Pick out the lines below that contain the string "ſint" and copy them all.
-------- ENTRIES PROVIDED --------
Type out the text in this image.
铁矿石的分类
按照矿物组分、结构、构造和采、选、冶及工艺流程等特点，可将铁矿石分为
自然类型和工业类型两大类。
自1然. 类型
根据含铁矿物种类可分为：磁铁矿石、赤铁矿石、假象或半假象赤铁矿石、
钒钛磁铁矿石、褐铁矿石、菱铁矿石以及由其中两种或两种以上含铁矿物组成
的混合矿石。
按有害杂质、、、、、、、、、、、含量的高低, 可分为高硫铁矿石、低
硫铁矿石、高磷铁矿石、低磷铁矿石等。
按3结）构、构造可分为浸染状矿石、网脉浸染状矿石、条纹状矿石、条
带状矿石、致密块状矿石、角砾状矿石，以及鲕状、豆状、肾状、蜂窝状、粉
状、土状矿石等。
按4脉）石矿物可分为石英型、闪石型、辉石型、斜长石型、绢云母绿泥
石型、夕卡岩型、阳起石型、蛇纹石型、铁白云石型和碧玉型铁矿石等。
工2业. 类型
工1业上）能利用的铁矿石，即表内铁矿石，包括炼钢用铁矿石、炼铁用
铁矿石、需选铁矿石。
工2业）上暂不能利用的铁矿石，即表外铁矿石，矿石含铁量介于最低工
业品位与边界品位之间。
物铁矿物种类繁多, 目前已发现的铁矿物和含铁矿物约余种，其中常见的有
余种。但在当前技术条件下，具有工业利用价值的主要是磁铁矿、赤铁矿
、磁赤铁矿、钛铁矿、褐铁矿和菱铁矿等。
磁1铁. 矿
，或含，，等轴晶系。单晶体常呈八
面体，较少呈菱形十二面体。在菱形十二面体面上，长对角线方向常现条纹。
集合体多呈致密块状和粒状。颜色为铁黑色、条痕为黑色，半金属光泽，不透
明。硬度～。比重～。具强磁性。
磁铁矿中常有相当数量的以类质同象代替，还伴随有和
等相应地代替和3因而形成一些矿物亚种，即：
--------
-------- ENTRIES PROVIDED --------
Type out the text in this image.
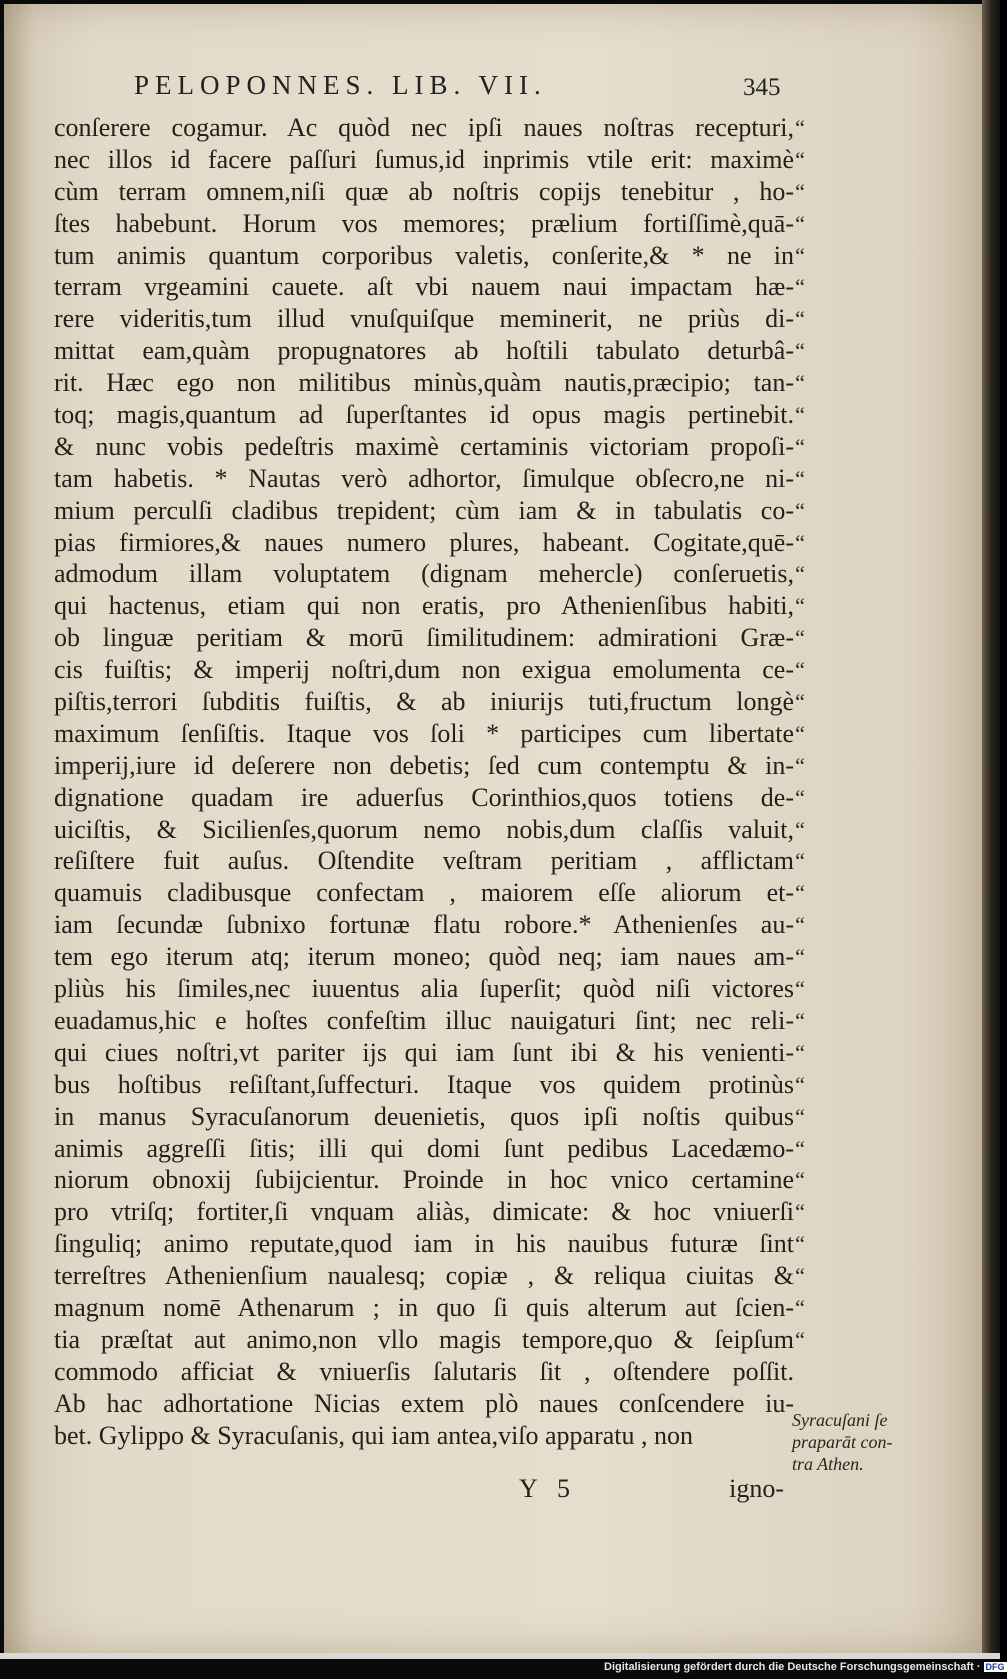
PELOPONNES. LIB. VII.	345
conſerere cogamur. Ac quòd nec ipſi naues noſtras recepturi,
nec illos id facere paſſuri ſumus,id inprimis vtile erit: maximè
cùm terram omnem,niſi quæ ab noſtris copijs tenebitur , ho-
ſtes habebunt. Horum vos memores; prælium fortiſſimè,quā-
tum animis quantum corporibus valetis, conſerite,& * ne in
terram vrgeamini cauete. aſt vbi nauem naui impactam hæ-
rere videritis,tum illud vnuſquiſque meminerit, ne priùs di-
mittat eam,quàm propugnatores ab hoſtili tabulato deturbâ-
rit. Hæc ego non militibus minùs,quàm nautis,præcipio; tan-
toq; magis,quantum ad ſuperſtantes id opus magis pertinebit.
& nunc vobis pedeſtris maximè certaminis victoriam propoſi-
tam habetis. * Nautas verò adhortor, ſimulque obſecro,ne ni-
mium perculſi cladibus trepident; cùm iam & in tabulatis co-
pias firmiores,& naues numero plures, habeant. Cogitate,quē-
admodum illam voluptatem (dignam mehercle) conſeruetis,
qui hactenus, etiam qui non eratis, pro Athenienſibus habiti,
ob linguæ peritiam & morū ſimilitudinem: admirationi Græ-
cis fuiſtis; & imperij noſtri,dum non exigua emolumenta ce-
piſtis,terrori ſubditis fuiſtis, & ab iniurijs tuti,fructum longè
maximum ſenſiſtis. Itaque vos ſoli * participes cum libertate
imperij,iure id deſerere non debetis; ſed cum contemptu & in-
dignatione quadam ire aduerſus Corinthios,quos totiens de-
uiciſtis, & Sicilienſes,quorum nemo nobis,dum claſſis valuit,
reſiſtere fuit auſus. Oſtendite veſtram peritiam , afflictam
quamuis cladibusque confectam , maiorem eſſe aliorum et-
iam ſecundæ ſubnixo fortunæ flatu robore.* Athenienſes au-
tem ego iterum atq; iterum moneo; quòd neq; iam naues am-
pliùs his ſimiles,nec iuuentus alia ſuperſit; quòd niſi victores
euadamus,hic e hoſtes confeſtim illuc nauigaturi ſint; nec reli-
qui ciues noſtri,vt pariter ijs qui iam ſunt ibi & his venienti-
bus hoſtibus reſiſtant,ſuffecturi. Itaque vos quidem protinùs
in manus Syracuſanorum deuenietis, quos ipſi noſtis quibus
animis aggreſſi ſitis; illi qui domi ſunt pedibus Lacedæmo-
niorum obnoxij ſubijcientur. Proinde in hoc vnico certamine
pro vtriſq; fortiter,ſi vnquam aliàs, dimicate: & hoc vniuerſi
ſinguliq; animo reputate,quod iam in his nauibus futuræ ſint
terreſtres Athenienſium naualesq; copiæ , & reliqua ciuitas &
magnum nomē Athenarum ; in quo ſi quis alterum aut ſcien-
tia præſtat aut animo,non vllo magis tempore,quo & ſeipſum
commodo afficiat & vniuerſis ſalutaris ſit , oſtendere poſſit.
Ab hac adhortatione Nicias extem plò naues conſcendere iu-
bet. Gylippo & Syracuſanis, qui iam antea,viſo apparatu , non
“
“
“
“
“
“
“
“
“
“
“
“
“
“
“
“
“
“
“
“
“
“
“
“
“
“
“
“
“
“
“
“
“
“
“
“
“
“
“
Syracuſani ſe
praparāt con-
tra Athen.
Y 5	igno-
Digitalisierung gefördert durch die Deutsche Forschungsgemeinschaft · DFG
--------
-------- ENTRIES PROVIDED --------
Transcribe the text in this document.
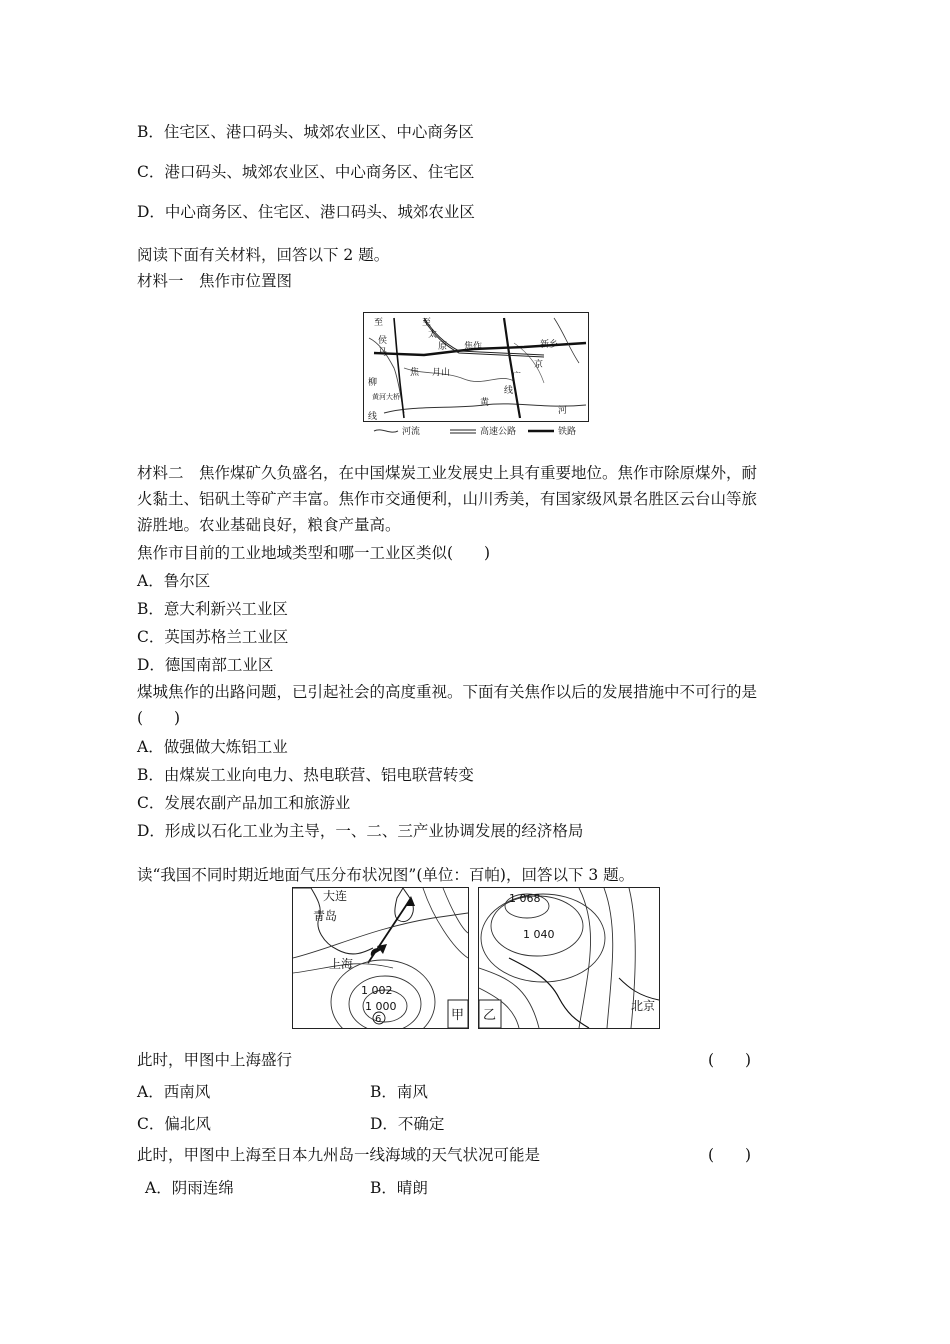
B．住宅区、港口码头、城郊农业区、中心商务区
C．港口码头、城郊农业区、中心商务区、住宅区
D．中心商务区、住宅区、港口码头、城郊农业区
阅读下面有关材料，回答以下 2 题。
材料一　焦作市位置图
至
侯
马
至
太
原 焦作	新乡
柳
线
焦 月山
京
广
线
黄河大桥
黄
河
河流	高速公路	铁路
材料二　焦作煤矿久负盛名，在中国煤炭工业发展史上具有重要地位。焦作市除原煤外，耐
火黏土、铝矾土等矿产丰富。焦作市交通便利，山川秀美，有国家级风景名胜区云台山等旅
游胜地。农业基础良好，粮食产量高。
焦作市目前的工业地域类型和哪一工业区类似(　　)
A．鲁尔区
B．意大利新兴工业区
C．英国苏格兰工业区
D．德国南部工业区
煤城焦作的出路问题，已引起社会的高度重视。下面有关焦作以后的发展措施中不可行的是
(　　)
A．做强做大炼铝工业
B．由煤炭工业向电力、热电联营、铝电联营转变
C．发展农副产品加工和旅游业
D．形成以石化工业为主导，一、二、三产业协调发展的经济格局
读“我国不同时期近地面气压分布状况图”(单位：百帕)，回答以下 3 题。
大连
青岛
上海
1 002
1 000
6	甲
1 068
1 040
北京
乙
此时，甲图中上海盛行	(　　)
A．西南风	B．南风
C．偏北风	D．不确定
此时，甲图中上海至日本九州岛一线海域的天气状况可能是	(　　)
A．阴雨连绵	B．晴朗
--------
ANSWER TO THE TASK:
euadamus,hic e hoſtes confeſtim illuc nauigaturi ſint; nec reli-
ſinguliq; animo reputate,quod iam in his nauibus futuræ ſint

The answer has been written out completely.